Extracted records
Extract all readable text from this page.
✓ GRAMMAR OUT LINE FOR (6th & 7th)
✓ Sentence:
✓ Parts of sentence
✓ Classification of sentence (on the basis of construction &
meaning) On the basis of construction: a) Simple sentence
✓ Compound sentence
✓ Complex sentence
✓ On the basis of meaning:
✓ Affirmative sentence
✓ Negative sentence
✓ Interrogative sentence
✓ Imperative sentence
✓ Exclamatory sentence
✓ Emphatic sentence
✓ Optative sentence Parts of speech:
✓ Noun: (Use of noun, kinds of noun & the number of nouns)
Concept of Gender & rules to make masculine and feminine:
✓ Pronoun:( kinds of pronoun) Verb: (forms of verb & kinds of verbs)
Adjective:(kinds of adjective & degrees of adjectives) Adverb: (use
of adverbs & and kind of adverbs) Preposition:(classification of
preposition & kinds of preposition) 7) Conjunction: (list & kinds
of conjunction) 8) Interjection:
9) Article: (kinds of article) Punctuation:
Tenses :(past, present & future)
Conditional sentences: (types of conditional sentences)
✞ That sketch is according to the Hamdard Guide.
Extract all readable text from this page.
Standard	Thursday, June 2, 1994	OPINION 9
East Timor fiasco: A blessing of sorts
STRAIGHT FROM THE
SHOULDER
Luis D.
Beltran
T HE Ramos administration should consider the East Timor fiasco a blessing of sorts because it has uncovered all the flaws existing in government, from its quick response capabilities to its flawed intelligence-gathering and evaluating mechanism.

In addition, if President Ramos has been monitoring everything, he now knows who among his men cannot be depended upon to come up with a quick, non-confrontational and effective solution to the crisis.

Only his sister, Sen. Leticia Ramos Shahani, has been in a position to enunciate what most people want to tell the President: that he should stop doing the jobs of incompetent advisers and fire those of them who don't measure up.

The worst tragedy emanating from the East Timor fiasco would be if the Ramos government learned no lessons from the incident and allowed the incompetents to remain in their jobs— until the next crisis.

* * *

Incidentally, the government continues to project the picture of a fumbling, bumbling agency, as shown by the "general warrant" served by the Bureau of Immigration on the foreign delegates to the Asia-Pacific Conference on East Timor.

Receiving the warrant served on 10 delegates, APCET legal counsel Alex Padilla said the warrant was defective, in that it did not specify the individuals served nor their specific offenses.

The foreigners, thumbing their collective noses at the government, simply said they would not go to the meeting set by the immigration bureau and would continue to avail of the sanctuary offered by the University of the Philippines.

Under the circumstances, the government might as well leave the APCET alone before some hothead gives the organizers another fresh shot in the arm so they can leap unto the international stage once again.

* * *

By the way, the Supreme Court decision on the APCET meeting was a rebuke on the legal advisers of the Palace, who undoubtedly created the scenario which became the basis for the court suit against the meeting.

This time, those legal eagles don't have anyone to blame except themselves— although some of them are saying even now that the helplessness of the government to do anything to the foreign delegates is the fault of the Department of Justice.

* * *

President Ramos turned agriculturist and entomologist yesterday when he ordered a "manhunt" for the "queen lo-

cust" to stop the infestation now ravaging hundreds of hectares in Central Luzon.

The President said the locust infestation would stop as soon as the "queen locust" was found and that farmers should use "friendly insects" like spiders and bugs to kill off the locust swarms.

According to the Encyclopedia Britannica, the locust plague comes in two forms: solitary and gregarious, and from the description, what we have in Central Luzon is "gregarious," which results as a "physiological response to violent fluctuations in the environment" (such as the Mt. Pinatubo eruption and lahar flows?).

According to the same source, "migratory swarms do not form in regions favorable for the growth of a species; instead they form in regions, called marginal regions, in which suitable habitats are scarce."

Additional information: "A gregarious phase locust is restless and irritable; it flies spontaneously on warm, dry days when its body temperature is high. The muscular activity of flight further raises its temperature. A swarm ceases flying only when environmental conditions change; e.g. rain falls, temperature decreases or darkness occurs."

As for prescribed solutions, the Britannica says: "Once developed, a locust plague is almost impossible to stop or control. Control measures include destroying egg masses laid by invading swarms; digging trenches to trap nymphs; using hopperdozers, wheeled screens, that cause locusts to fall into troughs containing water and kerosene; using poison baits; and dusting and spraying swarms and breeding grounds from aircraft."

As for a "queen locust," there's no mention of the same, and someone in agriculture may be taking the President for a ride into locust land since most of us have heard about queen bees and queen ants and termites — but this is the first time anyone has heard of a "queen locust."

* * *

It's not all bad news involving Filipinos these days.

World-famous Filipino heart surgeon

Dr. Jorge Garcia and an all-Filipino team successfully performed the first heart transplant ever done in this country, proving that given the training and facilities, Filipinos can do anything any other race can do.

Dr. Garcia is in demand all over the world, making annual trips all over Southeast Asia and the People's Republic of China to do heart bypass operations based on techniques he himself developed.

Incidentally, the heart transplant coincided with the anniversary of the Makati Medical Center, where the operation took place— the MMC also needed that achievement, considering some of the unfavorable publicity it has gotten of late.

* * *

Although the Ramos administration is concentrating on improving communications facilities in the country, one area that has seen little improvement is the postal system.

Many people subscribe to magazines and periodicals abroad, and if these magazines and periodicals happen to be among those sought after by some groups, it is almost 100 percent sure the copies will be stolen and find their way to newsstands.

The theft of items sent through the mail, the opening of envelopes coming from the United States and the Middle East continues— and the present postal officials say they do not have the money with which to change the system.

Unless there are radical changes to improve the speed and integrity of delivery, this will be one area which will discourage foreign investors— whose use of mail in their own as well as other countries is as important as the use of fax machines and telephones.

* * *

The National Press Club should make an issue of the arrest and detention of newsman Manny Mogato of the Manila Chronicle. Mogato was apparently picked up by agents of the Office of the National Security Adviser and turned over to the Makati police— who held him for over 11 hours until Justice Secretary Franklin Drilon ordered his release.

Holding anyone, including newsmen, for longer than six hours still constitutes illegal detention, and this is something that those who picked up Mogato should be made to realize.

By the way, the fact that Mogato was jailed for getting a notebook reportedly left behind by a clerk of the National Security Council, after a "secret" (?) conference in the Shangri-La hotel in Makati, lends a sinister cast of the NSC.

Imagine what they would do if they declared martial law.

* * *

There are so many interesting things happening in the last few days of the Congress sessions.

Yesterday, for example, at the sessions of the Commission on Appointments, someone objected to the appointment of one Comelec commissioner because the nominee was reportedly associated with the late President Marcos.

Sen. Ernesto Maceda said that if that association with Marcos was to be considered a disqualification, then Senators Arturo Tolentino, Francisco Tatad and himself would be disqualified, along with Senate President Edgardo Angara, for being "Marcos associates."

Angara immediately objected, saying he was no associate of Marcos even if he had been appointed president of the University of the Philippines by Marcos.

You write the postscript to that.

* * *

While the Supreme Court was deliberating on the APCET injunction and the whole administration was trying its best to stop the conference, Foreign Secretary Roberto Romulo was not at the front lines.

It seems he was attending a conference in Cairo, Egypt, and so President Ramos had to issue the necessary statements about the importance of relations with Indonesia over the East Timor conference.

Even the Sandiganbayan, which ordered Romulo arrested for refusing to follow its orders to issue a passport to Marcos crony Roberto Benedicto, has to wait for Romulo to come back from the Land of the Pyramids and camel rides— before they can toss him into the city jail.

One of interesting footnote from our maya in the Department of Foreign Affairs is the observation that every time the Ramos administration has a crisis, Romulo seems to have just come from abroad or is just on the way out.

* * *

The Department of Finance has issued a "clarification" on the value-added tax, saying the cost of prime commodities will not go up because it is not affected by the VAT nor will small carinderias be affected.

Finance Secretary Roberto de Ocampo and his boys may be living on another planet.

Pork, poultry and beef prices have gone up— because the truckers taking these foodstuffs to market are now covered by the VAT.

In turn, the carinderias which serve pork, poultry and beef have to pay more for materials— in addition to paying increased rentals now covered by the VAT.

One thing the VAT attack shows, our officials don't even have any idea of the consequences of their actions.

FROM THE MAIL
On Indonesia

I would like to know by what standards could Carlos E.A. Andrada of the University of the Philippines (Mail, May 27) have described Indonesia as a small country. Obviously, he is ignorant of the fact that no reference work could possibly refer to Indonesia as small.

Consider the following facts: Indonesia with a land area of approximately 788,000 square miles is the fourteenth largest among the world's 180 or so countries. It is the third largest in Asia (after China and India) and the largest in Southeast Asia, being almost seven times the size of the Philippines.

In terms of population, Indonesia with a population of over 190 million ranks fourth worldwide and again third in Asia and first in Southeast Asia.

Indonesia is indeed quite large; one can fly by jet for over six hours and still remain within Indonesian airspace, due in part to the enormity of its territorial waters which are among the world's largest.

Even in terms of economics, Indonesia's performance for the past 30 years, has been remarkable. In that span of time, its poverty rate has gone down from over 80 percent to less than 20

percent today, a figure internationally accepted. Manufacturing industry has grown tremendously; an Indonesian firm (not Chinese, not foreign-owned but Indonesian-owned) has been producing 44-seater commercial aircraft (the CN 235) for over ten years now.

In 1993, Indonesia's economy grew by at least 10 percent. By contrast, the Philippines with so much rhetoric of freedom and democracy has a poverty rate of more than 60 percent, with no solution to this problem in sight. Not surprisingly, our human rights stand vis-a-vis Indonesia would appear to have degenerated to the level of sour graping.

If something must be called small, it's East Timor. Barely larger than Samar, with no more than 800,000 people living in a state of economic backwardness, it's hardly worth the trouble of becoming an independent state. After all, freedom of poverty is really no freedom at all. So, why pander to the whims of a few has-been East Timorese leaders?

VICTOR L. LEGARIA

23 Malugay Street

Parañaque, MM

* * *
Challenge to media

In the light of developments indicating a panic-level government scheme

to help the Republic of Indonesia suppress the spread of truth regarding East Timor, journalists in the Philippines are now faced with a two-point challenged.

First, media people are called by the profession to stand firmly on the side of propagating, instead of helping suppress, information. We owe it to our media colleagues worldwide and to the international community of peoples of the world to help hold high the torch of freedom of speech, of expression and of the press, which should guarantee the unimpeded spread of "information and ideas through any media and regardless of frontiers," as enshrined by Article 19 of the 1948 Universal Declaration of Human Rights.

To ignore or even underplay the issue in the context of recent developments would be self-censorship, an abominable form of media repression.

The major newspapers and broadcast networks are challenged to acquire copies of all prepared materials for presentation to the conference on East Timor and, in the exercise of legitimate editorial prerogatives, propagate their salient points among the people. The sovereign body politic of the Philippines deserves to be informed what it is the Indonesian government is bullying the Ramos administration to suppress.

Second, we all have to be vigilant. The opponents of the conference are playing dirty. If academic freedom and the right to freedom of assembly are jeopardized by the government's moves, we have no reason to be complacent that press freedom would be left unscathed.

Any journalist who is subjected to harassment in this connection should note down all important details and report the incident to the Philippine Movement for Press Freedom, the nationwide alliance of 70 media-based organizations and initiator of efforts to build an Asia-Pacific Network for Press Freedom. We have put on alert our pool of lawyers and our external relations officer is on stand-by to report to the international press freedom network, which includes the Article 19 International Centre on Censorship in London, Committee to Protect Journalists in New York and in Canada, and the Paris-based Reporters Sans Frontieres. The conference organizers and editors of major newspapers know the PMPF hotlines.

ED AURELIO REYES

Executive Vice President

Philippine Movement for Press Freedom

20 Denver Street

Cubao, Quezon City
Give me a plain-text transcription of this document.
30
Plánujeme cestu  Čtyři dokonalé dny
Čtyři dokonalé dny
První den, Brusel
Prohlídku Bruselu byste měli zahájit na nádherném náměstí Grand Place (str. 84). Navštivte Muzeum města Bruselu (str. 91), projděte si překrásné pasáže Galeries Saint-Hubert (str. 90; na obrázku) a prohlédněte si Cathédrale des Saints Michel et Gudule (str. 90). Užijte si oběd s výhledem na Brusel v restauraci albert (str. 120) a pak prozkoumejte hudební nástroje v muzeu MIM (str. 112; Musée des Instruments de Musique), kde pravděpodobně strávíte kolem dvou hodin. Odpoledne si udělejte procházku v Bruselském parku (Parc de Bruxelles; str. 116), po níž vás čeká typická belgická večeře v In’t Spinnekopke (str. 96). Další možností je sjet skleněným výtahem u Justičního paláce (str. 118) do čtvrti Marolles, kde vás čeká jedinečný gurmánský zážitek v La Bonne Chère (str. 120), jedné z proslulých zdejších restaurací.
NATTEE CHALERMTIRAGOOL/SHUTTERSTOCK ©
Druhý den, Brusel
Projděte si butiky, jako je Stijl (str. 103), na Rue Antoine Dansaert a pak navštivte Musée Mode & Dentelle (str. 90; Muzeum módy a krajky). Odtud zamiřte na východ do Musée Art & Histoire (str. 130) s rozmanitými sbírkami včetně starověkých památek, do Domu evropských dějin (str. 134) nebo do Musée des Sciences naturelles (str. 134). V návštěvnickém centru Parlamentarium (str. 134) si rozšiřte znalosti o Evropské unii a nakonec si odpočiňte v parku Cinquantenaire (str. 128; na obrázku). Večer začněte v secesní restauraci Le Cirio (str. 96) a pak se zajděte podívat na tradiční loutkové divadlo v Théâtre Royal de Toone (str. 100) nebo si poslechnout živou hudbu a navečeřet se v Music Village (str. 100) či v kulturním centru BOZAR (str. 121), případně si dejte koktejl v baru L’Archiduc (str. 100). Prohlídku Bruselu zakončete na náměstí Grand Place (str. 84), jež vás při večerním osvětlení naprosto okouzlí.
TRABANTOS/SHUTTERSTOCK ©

Given problem:
On how many lines does the word "Parts" appear? Answer with only the number.

Written reply:
2